**Aim**
Find all the lines with "承租期间" and gather them.

[Data listing]
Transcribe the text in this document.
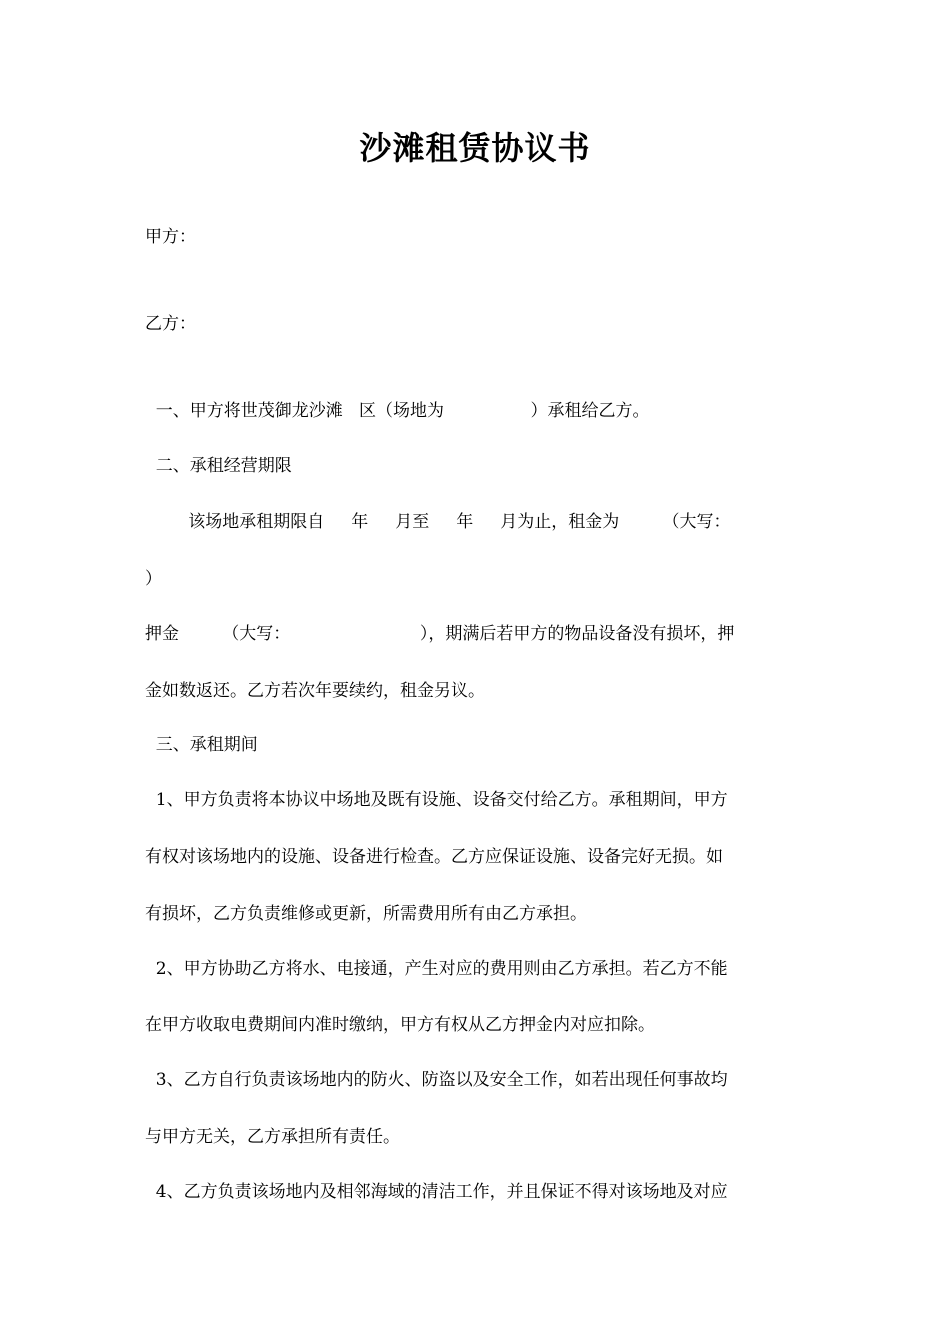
沙滩租赁协议书
甲方：
乙方：
一、甲方将世茂御龙沙滩   区（场地为                ）承租给乙方。
二、承租经营期限
该场地承租期限自     年     月至     年     月为止，租金为        （大写：
）
押金        （大写：                        ），期满后若甲方的物品设备没有损坏，押
金如数返还。乙方若次年要续约，租金另议。
三、承租期间
1、甲方负责将本协议中场地及既有设施、设备交付给乙方。承租期间，甲方
有权对该场地内的设施、设备进行检查。乙方应保证设施、设备完好无损。如
有损坏，乙方负责维修或更新，所需费用所有由乙方承担。
2、甲方协助乙方将水、电接通，产生对应的费用则由乙方承担。若乙方不能
在甲方收取电费期间内准时缴纳，甲方有权从乙方押金内对应扣除。
3、乙方自行负责该场地内的防火、防盗以及安全工作，如若出现任何事故均
与甲方无关，乙方承担所有责任。
4、乙方负责该场地内及相邻海域的清洁工作，并且保证不得对该场地及对应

**Result of the task**
三、承租期间
1、甲方负责将本协议中场地及既有设施、设备交付给乙方。承租期间，甲方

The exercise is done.